_TASK INPUT_

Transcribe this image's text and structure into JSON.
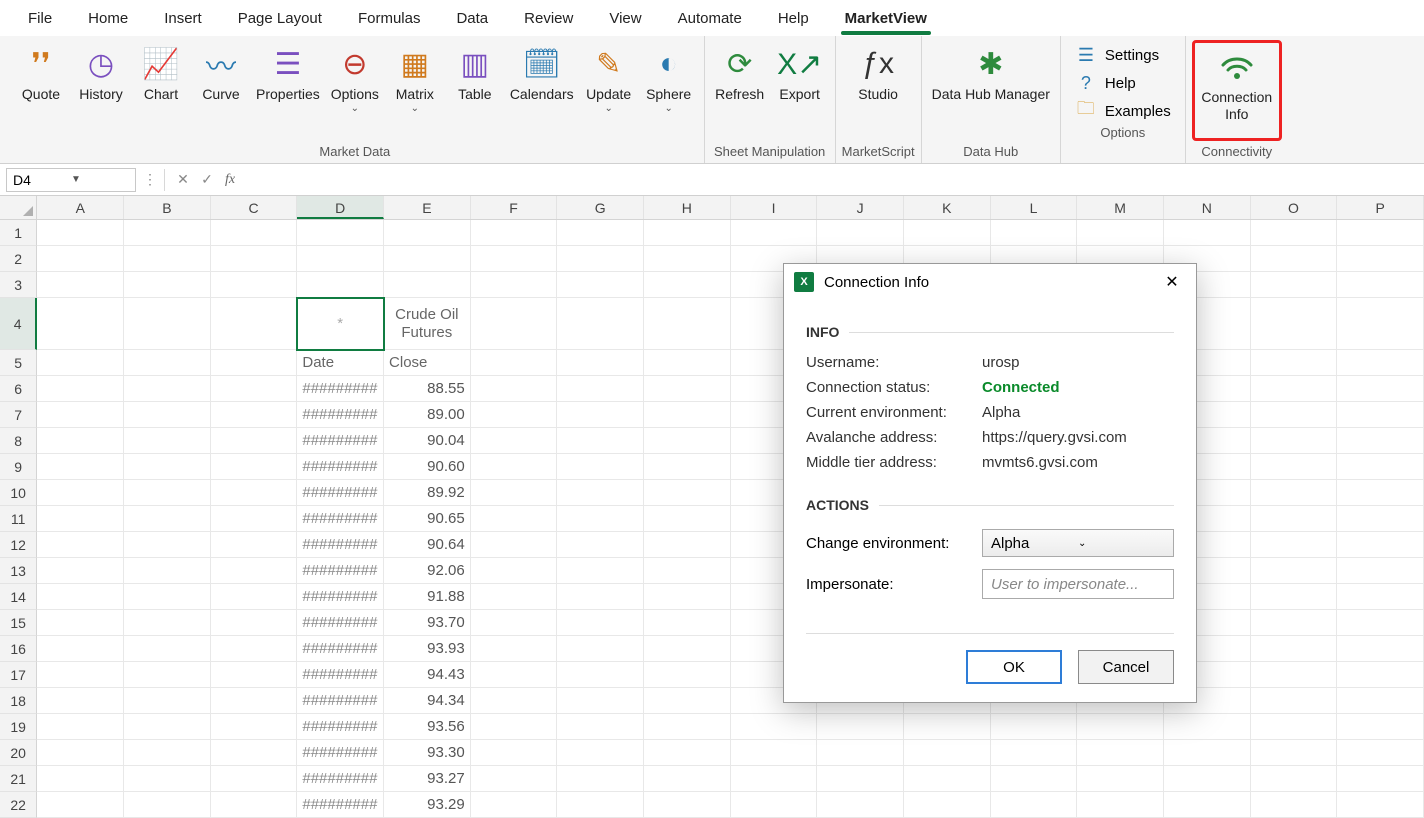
{
  "tabs": [
    "File",
    "Home",
    "Insert",
    "Page Layout",
    "Formulas",
    "Data",
    "Review",
    "View",
    "Automate",
    "Help",
    "MarketView"
  ],
  "active_tab_index": 10,
  "ribbon": {
    "groups": [
      {
        "label": "Market Data",
        "buttons": [
          {
            "name": "quote",
            "label": "Quote",
            "glyph": "❜❜",
            "color": "#d07a1e",
            "caret": false
          },
          {
            "name": "history",
            "label": "History",
            "glyph": "◷",
            "color": "#7a4fbf",
            "caret": false
          },
          {
            "name": "chart",
            "label": "Chart",
            "glyph": "📈",
            "color": "#2a7ab0",
            "caret": false
          },
          {
            "name": "curve",
            "label": "Curve",
            "glyph": "〰",
            "color": "#2a7ab0",
            "caret": false
          },
          {
            "name": "properties",
            "label": "Properties",
            "glyph": "☰",
            "color": "#7a4fbf",
            "caret": false
          },
          {
            "name": "options",
            "label": "Options",
            "glyph": "⊖",
            "color": "#c23a2e",
            "caret": true
          },
          {
            "name": "matrix",
            "label": "Matrix",
            "glyph": "▦",
            "color": "#d07a1e",
            "caret": true
          },
          {
            "name": "table",
            "label": "Table",
            "glyph": "▥",
            "color": "#7a4fbf",
            "caret": false
          },
          {
            "name": "calendars",
            "label": "Calendars",
            "glyph": "🗓",
            "color": "#2a7ab0",
            "caret": false
          },
          {
            "name": "update",
            "label": "Update",
            "glyph": "✎",
            "color": "#d07a1e",
            "caret": true
          },
          {
            "name": "sphere",
            "label": "Sphere",
            "glyph": "◐",
            "color": "#2a7ab0",
            "caret": true
          }
        ]
      },
      {
        "label": "Sheet Manipulation",
        "buttons": [
          {
            "name": "refresh",
            "label": "Refresh",
            "glyph": "⟳",
            "color": "#2e8b3d",
            "caret": false
          },
          {
            "name": "export",
            "label": "Export",
            "glyph": "X↗",
            "color": "#107c41",
            "caret": false
          }
        ]
      },
      {
        "label": "MarketScript",
        "buttons": [
          {
            "name": "studio",
            "label": "Studio",
            "glyph": "ƒx",
            "color": "#333",
            "caret": false
          }
        ]
      },
      {
        "label": "Data Hub",
        "buttons": [
          {
            "name": "datahub",
            "label": "Data Hub Manager",
            "glyph": "✱",
            "color": "#2e8b3d",
            "caret": false
          }
        ]
      }
    ],
    "options_group": {
      "label": "Options",
      "items": [
        {
          "name": "settings",
          "label": "Settings",
          "glyph": "☰",
          "color": "#2a7ab0"
        },
        {
          "name": "help",
          "label": "Help",
          "glyph": "?",
          "color": "#2a7ab0"
        },
        {
          "name": "examples",
          "label": "Examples",
          "glyph": "🗀",
          "color": "#d9a23a"
        }
      ]
    },
    "connectivity": {
      "label": "Connectivity",
      "button": {
        "name": "connection-info",
        "label_line1": "Connection",
        "label_line2": "Info",
        "glyph": "⎋",
        "color": "#2e8b3d"
      }
    }
  },
  "namebox": "D4",
  "columns": [
    "A",
    "B",
    "C",
    "D",
    "E",
    "F",
    "G",
    "H",
    "I",
    "J",
    "K",
    "L",
    "M",
    "N",
    "O",
    "P"
  ],
  "active_col_index": 3,
  "active_row_index": 3,
  "sheet": {
    "header_title_line1": "Crude Oil",
    "header_title_line2": "Futures",
    "col_d_header": "Date",
    "col_e_header": "Close",
    "asterisk": "*",
    "rows": [
      {
        "d": "#########",
        "e": "88.55"
      },
      {
        "d": "#########",
        "e": "89.00"
      },
      {
        "d": "#########",
        "e": "90.04"
      },
      {
        "d": "#########",
        "e": "90.60"
      },
      {
        "d": "#########",
        "e": "89.92"
      },
      {
        "d": "#########",
        "e": "90.65"
      },
      {
        "d": "#########",
        "e": "90.64"
      },
      {
        "d": "#########",
        "e": "92.06"
      },
      {
        "d": "#########",
        "e": "91.88"
      },
      {
        "d": "#########",
        "e": "93.70"
      },
      {
        "d": "#########",
        "e": "93.93"
      },
      {
        "d": "#########",
        "e": "94.43"
      },
      {
        "d": "#########",
        "e": "94.34"
      },
      {
        "d": "#########",
        "e": "93.56"
      },
      {
        "d": "#########",
        "e": "93.30"
      },
      {
        "d": "#########",
        "e": "93.27"
      },
      {
        "d": "#########",
        "e": "93.29"
      }
    ]
  },
  "dialog": {
    "title": "Connection Info",
    "info_heading": "INFO",
    "actions_heading": "ACTIONS",
    "rows": [
      {
        "k": "Username:",
        "v": "urosp",
        "cls": ""
      },
      {
        "k": "Connection status:",
        "v": "Connected",
        "cls": "connected"
      },
      {
        "k": "Current environment:",
        "v": "Alpha",
        "cls": ""
      },
      {
        "k": "Avalanche address:",
        "v": "https://query.gvsi.com",
        "cls": ""
      },
      {
        "k": "Middle tier address:",
        "v": "mvmts6.gvsi.com",
        "cls": ""
      }
    ],
    "change_env_label": "Change environment:",
    "change_env_value": "Alpha",
    "impersonate_label": "Impersonate:",
    "impersonate_placeholder": "User to impersonate...",
    "ok": "OK",
    "cancel": "Cancel"
  }
}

_INSTRUCTIONS TO FOLLOW_
Quote in full the listing given above; the images are to be left out.

_SOLUTION TO THIS PROBLEM_
Transcribe this image's text and structure into JSON.
{
  "tabs": [
    "File",
    "Home",
    "Insert",
    "Page Layout",
    "Formulas",
    "Data",
    "Review",
    "View",
    "Automate",
    "Help",
    "MarketView"
  ],
  "active_tab_index": 10,
  "ribbon": {
    "groups": [
      {
        "label": "Market Data",
        "buttons": [
          {
            "name": "quote",
            "label": "Quote",
            "glyph": "❜❜",
            "color": "#d07a1e",
            "caret": false
          },
          {
            "name": "history",
            "label": "History",
            "glyph": "◷",
            "color": "#7a4fbf",
            "caret": false
          },
          {
            "name": "chart",
            "label": "Chart",
            "glyph": "📈",
            "color": "#2a7ab0",
            "caret": false
          },
          {
            "name": "curve",
            "label": "Curve",
            "glyph": "〰",
            "color": "#2a7ab0",
            "caret": false
          },
          {
            "name": "properties",
            "label": "Properties",
            "glyph": "☰",
            "color": "#7a4fbf",
            "caret": false
          },
          {
            "name": "options",
            "label": "Options",
            "glyph": "⊖",
            "color": "#c23a2e",
            "caret": true
          },
          {
            "name": "matrix",
            "label": "Matrix",
            "glyph": "▦",
            "color": "#d07a1e",
            "caret": true
          },
          {
            "name": "table",
            "label": "Table",
            "glyph": "▥",
            "color": "#7a4fbf",
            "caret": false
          },
          {
            "name": "calendars",
            "label": "Calendars",
            "glyph": "🗓",
            "color": "#2a7ab0",
            "caret": false
          },
          {
            "name": "update",
            "label": "Update",
            "glyph": "✎",
            "color": "#d07a1e",
            "caret": true
          },
          {
            "name": "sphere",
            "label": "Sphere",
            "glyph": "◐",
            "color": "#2a7ab0",
            "caret": true
          }
        ]
      },
      {
        "label": "Sheet Manipulation",
        "buttons": [
          {
            "name": "refresh",
            "label": "Refresh",
            "glyph": "⟳",
            "color": "#2e8b3d",
            "caret": false
          },
          {
            "name": "export",
            "label": "Export",
            "glyph": "X↗",
            "color": "#107c41",
            "caret": false
          }
        ]
      },
      {
        "label": "MarketScript",
        "buttons": [
          {
            "name": "studio",
            "label": "Studio",
            "glyph": "ƒx",
            "color": "#333",
            "caret": false
          }
        ]
      },
      {
        "label": "Data Hub",
        "buttons": [
          {
            "name": "datahub",
            "label": "Data Hub Manager",
            "glyph": "✱",
            "color": "#2e8b3d",
            "caret": false
          }
        ]
      }
    ],
    "options_group": {
      "label": "Options",
      "items": [
        {
          "name": "settings",
          "label": "Settings",
          "glyph": "☰",
          "color": "#2a7ab0"
        },
        {
          "name": "help",
          "label": "Help",
          "glyph": "?",
          "color": "#2a7ab0"
        },
        {
          "name": "examples",
          "label": "Examples",
          "glyph": "🗀",
          "color": "#d9a23a"
        }
      ]
    },
    "connectivity": {
      "label": "Connectivity",
      "button": {
        "name": "connection-info",
        "label_line1": "Connection",
        "label_line2": "Info",
        "glyph": "⎋",
        "color": "#2e8b3d"
      }
    }
  },
  "namebox": "D4",
  "columns": [
    "A",
    "B",
    "C",
    "D",
    "E",
    "F",
    "G",
    "H",
    "I",
    "J",
    "K",
    "L",
    "M",
    "N",
    "O",
    "P"
  ],
  "active_col_index": 3,
  "active_row_index": 3,
  "sheet": {
    "header_title_line1": "Crude Oil",
    "header_title_line2": "Futures",
    "col_d_header": "Date",
    "col_e_header": "Close",
    "asterisk": "*",
    "rows": [
      {
        "d": "#########",
        "e": "88.55"
      },
      {
        "d": "#########",
        "e": "89.00"
      },
      {
        "d": "#########",
        "e": "90.04"
      },
      {
        "d": "#########",
        "e": "90.60"
      },
      {
        "d": "#########",
        "e": "89.92"
      },
      {
        "d": "#########",
        "e": "90.65"
      },
      {
        "d": "#########",
        "e": "90.64"
      },
      {
        "d": "#########",
        "e": "92.06"
      },
      {
        "d": "#########",
        "e": "91.88"
      },
      {
        "d": "#########",
        "e": "93.70"
      },
      {
        "d": "#########",
        "e": "93.93"
      },
      {
        "d": "#########",
        "e": "94.43"
      },
      {
        "d": "#########",
        "e": "94.34"
      },
      {
        "d": "#########",
        "e": "93.56"
      },
      {
        "d": "#########",
        "e": "93.30"
      },
      {
        "d": "#########",
        "e": "93.27"
      },
      {
        "d": "#########",
        "e": "93.29"
      }
    ]
  },
  "dialog": {
    "title": "Connection Info",
    "info_heading": "INFO",
    "actions_heading": "ACTIONS",
    "rows": [
      {
        "k": "Username:",
        "v": "urosp",
        "cls": ""
      },
      {
        "k": "Connection status:",
        "v": "Connected",
        "cls": "connected"
      },
      {
        "k": "Current environment:",
        "v": "Alpha",
        "cls": ""
      },
      {
        "k": "Avalanche address:",
        "v": "https://query.gvsi.com",
        "cls": ""
      },
      {
        "k": "Middle tier address:",
        "v": "mvmts6.gvsi.com",
        "cls": ""
      }
    ],
    "change_env_label": "Change environment:",
    "change_env_value": "Alpha",
    "impersonate_label": "Impersonate:",
    "impersonate_placeholder": "User to impersonate...",
    "ok": "OK",
    "cancel": "Cancel"
  }
}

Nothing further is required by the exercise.